EXERCISE DESCRIPTION: Transcribe the records below exactly, leaving out any pictures.

INFORMATION PROVIDED:

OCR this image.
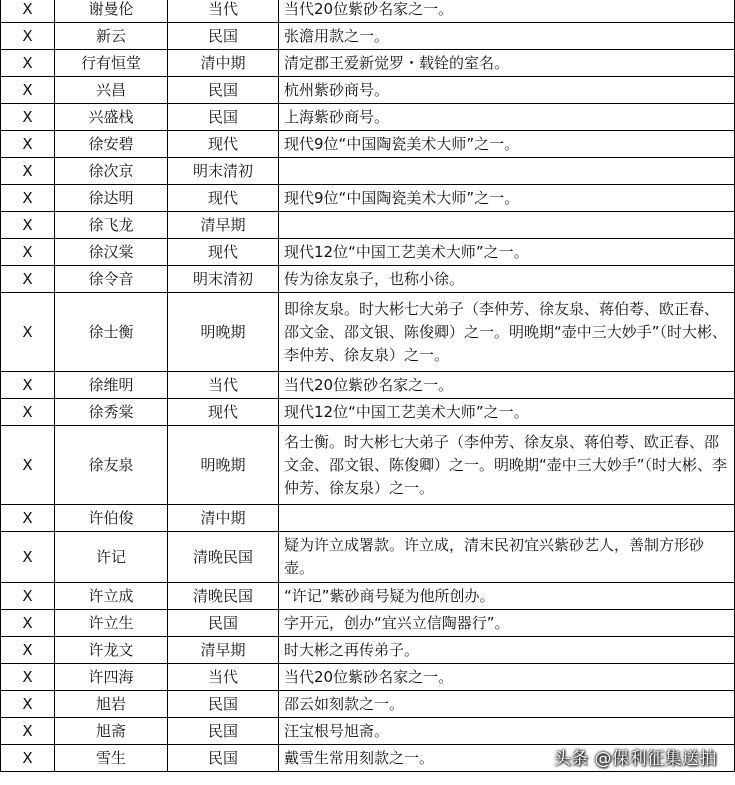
X	谢曼伦	当代	当代20位紫砂名家之一。
X	新云	民国	张澹用款之一。
X	行有恒堂	清中期	清定郡王爱新觉罗・载铨的室名。
X	兴昌	民国	杭州紫砂商号。
X	兴盛栈	民国	上海紫砂商号。
X	徐安碧	现代	现代9位“中国陶瓷美术大师”之一。
X	徐次京	明末清初	
X	徐达明	现代	现代9位“中国陶瓷美术大师”之一。
X	徐飞龙	清早期	
X	徐汉棠	现代	现代12位“中国工艺美术大师”之一。
X	徐令音	明末清初	传为徐友泉子，也称小徐。
X	徐士衡	明晚期	即徐友泉。时大彬七大弟子（李仲芳、徐友泉、蒋伯荂、欧正春、邵文金、邵文银、陈俊卿）之一。明晚期“壶中三大妙手”（时大彬、李仲芳、徐友泉）之一。
X	徐维明	当代	当代20位紫砂名家之一。
X	徐秀棠	现代	现代12位“中国工艺美术大师”之一。
X	徐友泉	明晚期	名士衡。时大彬七大弟子（李仲芳、徐友泉、蒋伯荂、欧正春、邵文金、邵文银、陈俊卿）之一。明晚期“壶中三大妙手”（时大彬、李仲芳、徐友泉）之一。
X	许伯俊	清中期	
X	许记	清晚民国	疑为许立成署款。许立成，清末民初宜兴紫砂艺人，善制方形砂壶。
X	许立成	清晚民国	“许记”紫砂商号疑为他所创办。
X	许立生	民国	字开元，创办“宜兴立信陶器行”。
X	许龙文	清早期	时大彬之再传弟子。
X	许四海	当代	当代20位紫砂名家之一。
X	旭岩	民国	邵云如刻款之一。
X	旭斋	民国	汪宝根号旭斋。
X	雪生	民国	戴雪生常用刻款之一。	头条 @保利征集送拍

EXERCISE RESULT:
OCR this image.
X	谢曼伦	当代	当代20位紫砂名家之一。
X	新云	民国	张澹用款之一。
X	行有恒堂	清中期	清定郡王爱新觉罗・载铨的室名。
X	兴昌	民国	杭州紫砂商号。
X	兴盛栈	民国	上海紫砂商号。
X	徐安碧	现代	现代9位“中国陶瓷美术大师”之一。
X	徐次京	明末清初	
X	徐达明	现代	现代9位“中国陶瓷美术大师”之一。
X	徐飞龙	清早期	
X	徐汉棠	现代	现代12位“中国工艺美术大师”之一。
X	徐令音	明末清初	传为徐友泉子，也称小徐。
X	徐士衡	明晚期	即徐友泉。时大彬七大弟子（李仲芳、徐友泉、蒋伯荂、欧正春、邵文金、邵文银、陈俊卿）之一。明晚期“壶中三大妙手”（时大彬、李仲芳、徐友泉）之一。
X	徐维明	当代	当代20位紫砂名家之一。
X	徐秀棠	现代	现代12位“中国工艺美术大师”之一。
X	徐友泉	明晚期	名士衡。时大彬七大弟子（李仲芳、徐友泉、蒋伯荂、欧正春、邵文金、邵文银、陈俊卿）之一。明晚期“壶中三大妙手”（时大彬、李仲芳、徐友泉）之一。
X	许伯俊	清中期	
X	许记	清晚民国	疑为许立成署款。许立成，清末民初宜兴紫砂艺人，善制方形砂壶。
X	许立成	清晚民国	“许记”紫砂商号疑为他所创办。
X	许立生	民国	字开元，创办“宜兴立信陶器行”。
X	许龙文	清早期	时大彬之再传弟子。
X	许四海	当代	当代20位紫砂名家之一。
X	旭岩	民国	邵云如刻款之一。
X	旭斋	民国	汪宝根号旭斋。
X	雪生	民国	戴雪生常用刻款之一。	头条 @保利征集送拍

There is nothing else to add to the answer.